═════ DATA TO PROCESS
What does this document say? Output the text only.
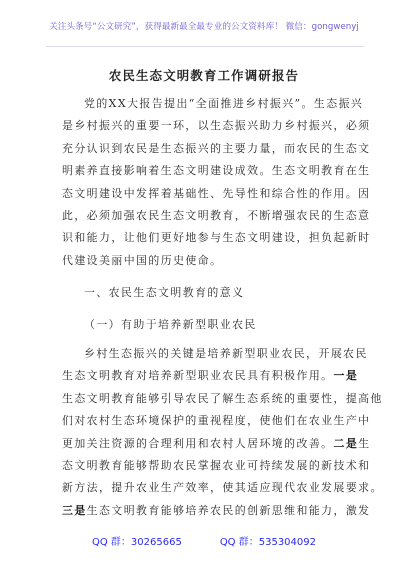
关注头条号“公文研究”，获得最新最全最专业的公文资料库！ 微信：gongwenyj
农民生态文明教育工作调研报告
党的XX大报告提出“全面推进乡村振兴”。生态振兴
是乡村振兴的重要一环，以生态振兴助力乡村振兴，必须
充分认识到农民是生态振兴的主要力量，而农民的生态文
明素养直接影响着生态文明建设成效。生态文明教育在生
态文明建设中发挥着基础性、先导性和综合性的作用。因
此，必须加强农民生态文明教育，不断增强农民的生态意
识和能力，让他们更好地参与生态文明建设，担负起新时
代建设美丽中国的历史使命。
一、农民生态文明教育的意义
（一）有助于培养新型职业农民
乡村生态振兴的关键是培养新型职业农民，开展农民
生态文明教育对培养新型职业农民具有积极作用。一是
生态文明教育能够引导农民了解生态系统的重要性，提高他
们对农村生态环境保护的重视程度，使他们在农业生产中
更加关注资源的合理利用和农村人居环境的改善。二是生
态文明教育能够帮助农民掌握农业可持续发展的新技术和
新方法，提升农业生产效率，使其适应现代农业发展要求。
三是生态文明教育能够培养农民的创新思维和能力，激发
QQ 群：30265665	QQ 群：535304092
══════════
▸ WHAT YOU SHOULD DO: Repeat the material above word for word, please, apart from its images.

▸ EXERCISE RESULT:
What does this document say? Output the text only.
关注头条号“公文研究”，获得最新最全最专业的公文资料库！ 微信：gongwenyj
农民生态文明教育工作调研报告
党的XX大报告提出“全面推进乡村振兴”。生态振兴
是乡村振兴的重要一环，以生态振兴助力乡村振兴，必须
充分认识到农民是生态振兴的主要力量，而农民的生态文
明素养直接影响着生态文明建设成效。生态文明教育在生
态文明建设中发挥着基础性、先导性和综合性的作用。因
此，必须加强农民生态文明教育，不断增强农民的生态意
识和能力，让他们更好地参与生态文明建设，担负起新时
代建设美丽中国的历史使命。
一、农民生态文明教育的意义
（一）有助于培养新型职业农民
乡村生态振兴的关键是培养新型职业农民，开展农民
生态文明教育对培养新型职业农民具有积极作用。一是
生态文明教育能够引导农民了解生态系统的重要性，提高他
们对农村生态环境保护的重视程度，使他们在农业生产中
更加关注资源的合理利用和农村人居环境的改善。二是生
态文明教育能够帮助农民掌握农业可持续发展的新技术和
新方法，提升农业生产效率，使其适应现代农业发展要求。
三是生态文明教育能够培养农民的创新思维和能力，激发
QQ 群：30265665	QQ 群：535304092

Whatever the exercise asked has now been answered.